***** Extracted records *****
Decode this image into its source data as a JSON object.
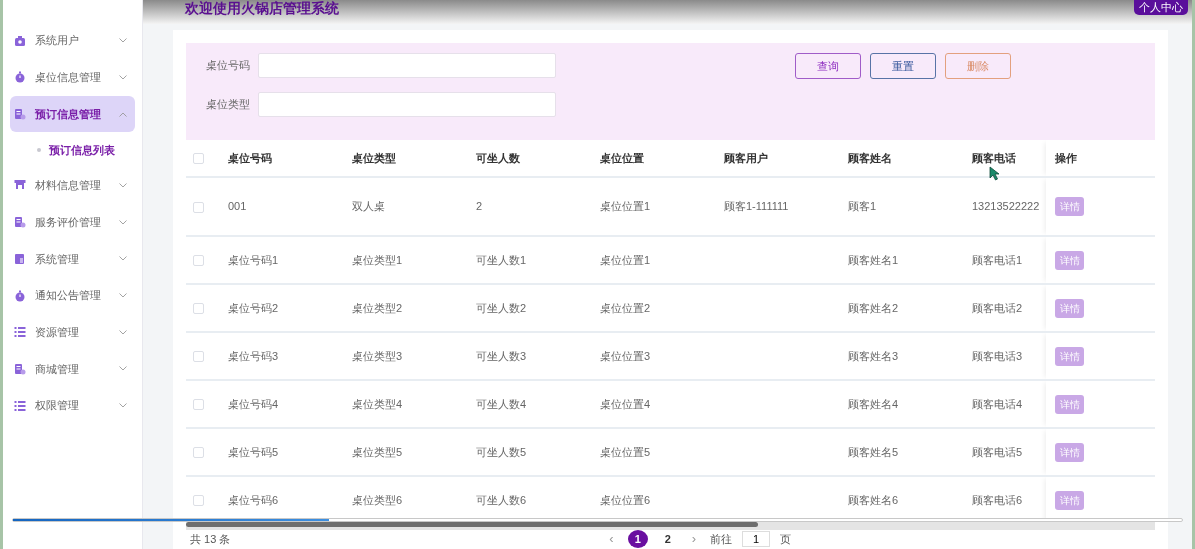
{
  "header": {
    "title": "欢迎使用火锅店管理系统",
    "user_button": "个人中心"
  },
  "sidebar": {
    "items": [
      {
        "label": "系统用户",
        "kind": "badge",
        "selected": false,
        "expanded": false
      },
      {
        "label": "桌位信息管理",
        "kind": "timer",
        "selected": false,
        "expanded": false
      },
      {
        "label": "预订信息管理",
        "kind": "doc",
        "selected": true,
        "expanded": true,
        "children": [
          {
            "label": "预订信息列表",
            "selected": true
          }
        ]
      },
      {
        "label": "材料信息管理",
        "kind": "store",
        "selected": false,
        "expanded": false
      },
      {
        "label": "服务评价管理",
        "kind": "doc",
        "selected": false,
        "expanded": false
      },
      {
        "label": "系统管理",
        "kind": "page",
        "selected": false,
        "expanded": false
      },
      {
        "label": "通知公告管理",
        "kind": "timer",
        "selected": false,
        "expanded": false
      },
      {
        "label": "资源管理",
        "kind": "list",
        "selected": false,
        "expanded": false
      },
      {
        "label": "商城管理",
        "kind": "doc",
        "selected": false,
        "expanded": false
      },
      {
        "label": "权限管理",
        "kind": "list",
        "selected": false,
        "expanded": false
      }
    ]
  },
  "search": {
    "fields": [
      {
        "label": "桌位号码"
      },
      {
        "label": "桌位类型"
      }
    ],
    "buttons": [
      {
        "label": "查询",
        "kind": "query"
      },
      {
        "label": "重置",
        "kind": "reset"
      },
      {
        "label": "删除",
        "kind": "delete"
      }
    ]
  },
  "table": {
    "all_checked": false,
    "columns": [
      "桌位号码",
      "桌位类型",
      "可坐人数",
      "桌位位置",
      "顾客用户",
      "顾客姓名",
      "顾客电话",
      "操作"
    ],
    "rows": [
      {
        "checked": false,
        "cells": [
          "001",
          "双人桌",
          "2",
          "桌位位置1",
          "顾客1-111111",
          "顾客1",
          "13213522222"
        ],
        "action": "详情"
      },
      {
        "checked": false,
        "cells": [
          "桌位号码1",
          "桌位类型1",
          "可坐人数1",
          "桌位位置1",
          "",
          "顾客姓名1",
          "顾客电话1"
        ],
        "action": "详情"
      },
      {
        "checked": false,
        "cells": [
          "桌位号码2",
          "桌位类型2",
          "可坐人数2",
          "桌位位置2",
          "",
          "顾客姓名2",
          "顾客电话2"
        ],
        "action": "详情"
      },
      {
        "checked": false,
        "cells": [
          "桌位号码3",
          "桌位类型3",
          "可坐人数3",
          "桌位位置3",
          "",
          "顾客姓名3",
          "顾客电话3"
        ],
        "action": "详情"
      },
      {
        "checked": false,
        "cells": [
          "桌位号码4",
          "桌位类型4",
          "可坐人数4",
          "桌位位置4",
          "",
          "顾客姓名4",
          "顾客电话4"
        ],
        "action": "详情"
      },
      {
        "checked": false,
        "cells": [
          "桌位号码5",
          "桌位类型5",
          "可坐人数5",
          "桌位位置5",
          "",
          "顾客姓名5",
          "顾客电话5"
        ],
        "action": "详情"
      },
      {
        "checked": false,
        "cells": [
          "桌位号码6",
          "桌位类型6",
          "可坐人数6",
          "桌位位置6",
          "",
          "顾客姓名6",
          "顾客电话6"
        ],
        "action": "详情"
      }
    ]
  },
  "pagination": {
    "total": "共 13 条",
    "prev": "‹",
    "pages": [
      {
        "label": "1",
        "selected": true
      },
      {
        "label": "2",
        "selected": false
      }
    ],
    "next": "›",
    "goto_label": "前往",
    "goto_value": "1",
    "goto_suffix": "页"
  },
  "loading_bar": {
    "level": 0.27
  }
}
*****
Print the records above exactly as they stand, but leave out the pictures.

> [Result]:
Decode this image into its source data as a JSON object.
{
  "header": {
    "title": "欢迎使用火锅店管理系统",
    "user_button": "个人中心"
  },
  "sidebar": {
    "items": [
      {
        "label": "系统用户",
        "kind": "badge",
        "selected": false,
        "expanded": false
      },
      {
        "label": "桌位信息管理",
        "kind": "timer",
        "selected": false,
        "expanded": false
      },
      {
        "label": "预订信息管理",
        "kind": "doc",
        "selected": true,
        "expanded": true,
        "children": [
          {
            "label": "预订信息列表",
            "selected": true
          }
        ]
      },
      {
        "label": "材料信息管理",
        "kind": "store",
        "selected": false,
        "expanded": false
      },
      {
        "label": "服务评价管理",
        "kind": "doc",
        "selected": false,
        "expanded": false
      },
      {
        "label": "系统管理",
        "kind": "page",
        "selected": false,
        "expanded": false
      },
      {
        "label": "通知公告管理",
        "kind": "timer",
        "selected": false,
        "expanded": false
      },
      {
        "label": "资源管理",
        "kind": "list",
        "selected": false,
        "expanded": false
      },
      {
        "label": "商城管理",
        "kind": "doc",
        "selected": false,
        "expanded": false
      },
      {
        "label": "权限管理",
        "kind": "list",
        "selected": false,
        "expanded": false
      }
    ]
  },
  "search": {
    "fields": [
      {
        "label": "桌位号码"
      },
      {
        "label": "桌位类型"
      }
    ],
    "buttons": [
      {
        "label": "查询",
        "kind": "query"
      },
      {
        "label": "重置",
        "kind": "reset"
      },
      {
        "label": "删除",
        "kind": "delete"
      }
    ]
  },
  "table": {
    "all_checked": false,
    "columns": [
      "桌位号码",
      "桌位类型",
      "可坐人数",
      "桌位位置",
      "顾客用户",
      "顾客姓名",
      "顾客电话",
      "操作"
    ],
    "rows": [
      {
        "checked": false,
        "cells": [
          "001",
          "双人桌",
          "2",
          "桌位位置1",
          "顾客1-111111",
          "顾客1",
          "13213522222"
        ],
        "action": "详情"
      },
      {
        "checked": false,
        "cells": [
          "桌位号码1",
          "桌位类型1",
          "可坐人数1",
          "桌位位置1",
          "",
          "顾客姓名1",
          "顾客电话1"
        ],
        "action": "详情"
      },
      {
        "checked": false,
        "cells": [
          "桌位号码2",
          "桌位类型2",
          "可坐人数2",
          "桌位位置2",
          "",
          "顾客姓名2",
          "顾客电话2"
        ],
        "action": "详情"
      },
      {
        "checked": false,
        "cells": [
          "桌位号码3",
          "桌位类型3",
          "可坐人数3",
          "桌位位置3",
          "",
          "顾客姓名3",
          "顾客电话3"
        ],
        "action": "详情"
      },
      {
        "checked": false,
        "cells": [
          "桌位号码4",
          "桌位类型4",
          "可坐人数4",
          "桌位位置4",
          "",
          "顾客姓名4",
          "顾客电话4"
        ],
        "action": "详情"
      },
      {
        "checked": false,
        "cells": [
          "桌位号码5",
          "桌位类型5",
          "可坐人数5",
          "桌位位置5",
          "",
          "顾客姓名5",
          "顾客电话5"
        ],
        "action": "详情"
      },
      {
        "checked": false,
        "cells": [
          "桌位号码6",
          "桌位类型6",
          "可坐人数6",
          "桌位位置6",
          "",
          "顾客姓名6",
          "顾客电话6"
        ],
        "action": "详情"
      }
    ]
  },
  "pagination": {
    "total": "共 13 条",
    "prev": "‹",
    "pages": [
      {
        "label": "1",
        "selected": true
      },
      {
        "label": "2",
        "selected": false
      }
    ],
    "next": "›",
    "goto_label": "前往",
    "goto_value": "1",
    "goto_suffix": "页"
  },
  "loading_bar": {
    "level": 0.27
  }
}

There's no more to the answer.